# [What you are asked to do]
Repeat every line below exactly as it reads.

___ Listed records

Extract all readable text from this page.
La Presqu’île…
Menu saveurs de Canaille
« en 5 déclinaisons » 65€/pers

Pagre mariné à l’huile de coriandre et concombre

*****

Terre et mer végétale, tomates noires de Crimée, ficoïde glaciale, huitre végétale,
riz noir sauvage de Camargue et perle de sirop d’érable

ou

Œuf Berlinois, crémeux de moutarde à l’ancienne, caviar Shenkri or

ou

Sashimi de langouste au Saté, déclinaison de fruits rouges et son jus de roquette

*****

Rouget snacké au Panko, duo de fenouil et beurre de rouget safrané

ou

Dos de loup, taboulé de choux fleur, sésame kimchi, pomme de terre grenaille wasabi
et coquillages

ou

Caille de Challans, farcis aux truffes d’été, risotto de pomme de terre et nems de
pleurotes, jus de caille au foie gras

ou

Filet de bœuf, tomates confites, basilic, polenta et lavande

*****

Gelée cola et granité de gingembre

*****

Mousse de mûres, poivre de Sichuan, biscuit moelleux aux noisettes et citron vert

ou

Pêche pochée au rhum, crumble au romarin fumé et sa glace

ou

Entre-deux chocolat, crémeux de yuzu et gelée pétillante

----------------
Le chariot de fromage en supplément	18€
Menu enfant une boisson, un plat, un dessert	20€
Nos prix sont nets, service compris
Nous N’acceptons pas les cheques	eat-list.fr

______

# [Response for this exercise]
Extract all readable text from this page.
La Presqu’île…
Menu saveurs de Canaille
« en 5 déclinaisons » 65€/pers

Pagre mariné à l’huile de coriandre et concombre

*****

Terre et mer végétale, tomates noires de Crimée, ficoïde glaciale, huitre végétale,
riz noir sauvage de Camargue et perle de sirop d’érable

ou

Œuf Berlinois, crémeux de moutarde à l’ancienne, caviar Shenkri or

ou

Sashimi de langouste au Saté, déclinaison de fruits rouges et son jus de roquette

*****

Rouget snacké au Panko, duo de fenouil et beurre de rouget safrané

ou

Dos de loup, taboulé de choux fleur, sésame kimchi, pomme de terre grenaille wasabi
et coquillages

ou

Caille de Challans, farcis aux truffes d’été, risotto de pomme de terre et nems de
pleurotes, jus de caille au foie gras

ou

Filet de bœuf, tomates confites, basilic, polenta et lavande

*****

Gelée cola et granité de gingembre

*****

Mousse de mûres, poivre de Sichuan, biscuit moelleux aux noisettes et citron vert

ou

Pêche pochée au rhum, crumble au romarin fumé et sa glace

ou

Entre-deux chocolat, crémeux de yuzu et gelée pétillante

----------------
Le chariot de fromage en supplément	18€
Menu enfant une boisson, un plat, un dessert	20€
Nos prix sont nets, service compris
Nous N’acceptons pas les cheques	eat-list.fr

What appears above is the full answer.